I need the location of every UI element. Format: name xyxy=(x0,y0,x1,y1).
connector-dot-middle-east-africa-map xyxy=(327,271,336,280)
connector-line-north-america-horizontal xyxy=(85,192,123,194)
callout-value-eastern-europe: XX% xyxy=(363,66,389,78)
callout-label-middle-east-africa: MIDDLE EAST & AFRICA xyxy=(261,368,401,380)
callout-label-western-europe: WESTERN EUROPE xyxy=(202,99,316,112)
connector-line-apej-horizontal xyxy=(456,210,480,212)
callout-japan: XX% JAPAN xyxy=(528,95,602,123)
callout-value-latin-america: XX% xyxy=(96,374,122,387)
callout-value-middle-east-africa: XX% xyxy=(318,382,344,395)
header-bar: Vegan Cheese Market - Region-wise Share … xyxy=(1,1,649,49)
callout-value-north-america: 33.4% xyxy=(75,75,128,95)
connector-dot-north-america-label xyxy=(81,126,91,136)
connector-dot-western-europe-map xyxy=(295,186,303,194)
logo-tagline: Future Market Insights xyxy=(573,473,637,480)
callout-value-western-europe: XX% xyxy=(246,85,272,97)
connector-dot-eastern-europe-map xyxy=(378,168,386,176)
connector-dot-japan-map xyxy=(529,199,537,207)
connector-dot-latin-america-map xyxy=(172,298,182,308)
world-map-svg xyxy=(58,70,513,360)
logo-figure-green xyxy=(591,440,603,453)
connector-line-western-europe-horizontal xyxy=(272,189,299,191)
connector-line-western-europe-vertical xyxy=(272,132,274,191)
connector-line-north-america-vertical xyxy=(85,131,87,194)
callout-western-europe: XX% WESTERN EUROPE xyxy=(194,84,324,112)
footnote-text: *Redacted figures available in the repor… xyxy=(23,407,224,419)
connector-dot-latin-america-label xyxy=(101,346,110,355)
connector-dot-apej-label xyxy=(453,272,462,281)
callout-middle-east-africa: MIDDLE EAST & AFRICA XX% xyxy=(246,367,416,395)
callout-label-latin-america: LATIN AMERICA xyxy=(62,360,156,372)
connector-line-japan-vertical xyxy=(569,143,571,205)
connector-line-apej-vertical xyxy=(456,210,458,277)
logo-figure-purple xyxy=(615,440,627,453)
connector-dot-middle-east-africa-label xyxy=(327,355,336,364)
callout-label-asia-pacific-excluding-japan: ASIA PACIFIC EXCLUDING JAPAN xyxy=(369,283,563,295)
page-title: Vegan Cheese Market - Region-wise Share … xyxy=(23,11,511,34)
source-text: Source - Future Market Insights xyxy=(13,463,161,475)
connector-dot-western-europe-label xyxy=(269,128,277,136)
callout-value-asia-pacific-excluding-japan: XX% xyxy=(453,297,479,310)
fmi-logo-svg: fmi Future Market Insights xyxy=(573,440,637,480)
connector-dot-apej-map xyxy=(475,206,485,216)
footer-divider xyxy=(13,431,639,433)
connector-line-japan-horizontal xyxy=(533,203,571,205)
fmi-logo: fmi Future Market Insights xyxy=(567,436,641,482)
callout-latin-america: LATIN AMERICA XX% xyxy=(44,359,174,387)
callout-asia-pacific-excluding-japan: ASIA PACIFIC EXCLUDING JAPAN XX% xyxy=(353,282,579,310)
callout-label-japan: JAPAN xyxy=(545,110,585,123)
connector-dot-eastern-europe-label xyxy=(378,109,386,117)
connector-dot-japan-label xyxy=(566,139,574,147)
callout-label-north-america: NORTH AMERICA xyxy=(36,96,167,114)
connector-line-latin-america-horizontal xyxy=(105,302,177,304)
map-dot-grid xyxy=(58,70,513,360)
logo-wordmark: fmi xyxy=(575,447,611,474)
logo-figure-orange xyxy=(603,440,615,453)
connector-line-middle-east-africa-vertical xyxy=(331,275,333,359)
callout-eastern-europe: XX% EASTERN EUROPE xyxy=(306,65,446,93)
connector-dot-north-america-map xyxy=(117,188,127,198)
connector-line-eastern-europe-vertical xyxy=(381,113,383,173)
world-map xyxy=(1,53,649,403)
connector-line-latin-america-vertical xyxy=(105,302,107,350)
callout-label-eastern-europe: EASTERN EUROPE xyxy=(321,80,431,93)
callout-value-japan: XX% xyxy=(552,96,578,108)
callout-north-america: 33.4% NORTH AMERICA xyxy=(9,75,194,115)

________________

→ **Your task**: Write out the entries from the very first line through the line containing "callout-label-latin-america: LATIN AMERICA", including that line, reproducing every line character for character.

→ **Solution for this exercise**:
I need the location of every UI element. Format: name xyxy=(x0,y0,x1,y1).
connector-dot-middle-east-africa-map xyxy=(327,271,336,280)
connector-line-north-america-horizontal xyxy=(85,192,123,194)
callout-value-eastern-europe: XX% xyxy=(363,66,389,78)
callout-label-middle-east-africa: MIDDLE EAST & AFRICA xyxy=(261,368,401,380)
callout-label-western-europe: WESTERN EUROPE xyxy=(202,99,316,112)
connector-line-apej-horizontal xyxy=(456,210,480,212)
callout-japan: XX% JAPAN xyxy=(528,95,602,123)
callout-value-latin-america: XX% xyxy=(96,374,122,387)
callout-value-middle-east-africa: XX% xyxy=(318,382,344,395)
header-bar: Vegan Cheese Market - Region-wise Share … xyxy=(1,1,649,49)
callout-value-north-america: 33.4% xyxy=(75,75,128,95)
connector-dot-north-america-label xyxy=(81,126,91,136)
connector-dot-western-europe-map xyxy=(295,186,303,194)
logo-tagline: Future Market Insights xyxy=(573,473,637,480)
callout-value-western-europe: XX% xyxy=(246,85,272,97)
connector-dot-eastern-europe-map xyxy=(378,168,386,176)
connector-dot-japan-map xyxy=(529,199,537,207)
connector-dot-latin-america-map xyxy=(172,298,182,308)
world-map-svg xyxy=(58,70,513,360)
logo-figure-green xyxy=(591,440,603,453)
connector-line-western-europe-horizontal xyxy=(272,189,299,191)
connector-line-western-europe-vertical xyxy=(272,132,274,191)
connector-line-north-america-vertical xyxy=(85,131,87,194)
callout-western-europe: XX% WESTERN EUROPE xyxy=(194,84,324,112)
footnote-text: *Redacted figures available in the repor… xyxy=(23,407,224,419)
connector-dot-latin-america-label xyxy=(101,346,110,355)
connector-dot-apej-label xyxy=(453,272,462,281)
callout-middle-east-africa: MIDDLE EAST & AFRICA XX% xyxy=(246,367,416,395)
callout-label-latin-america: LATIN AMERICA xyxy=(62,360,156,372)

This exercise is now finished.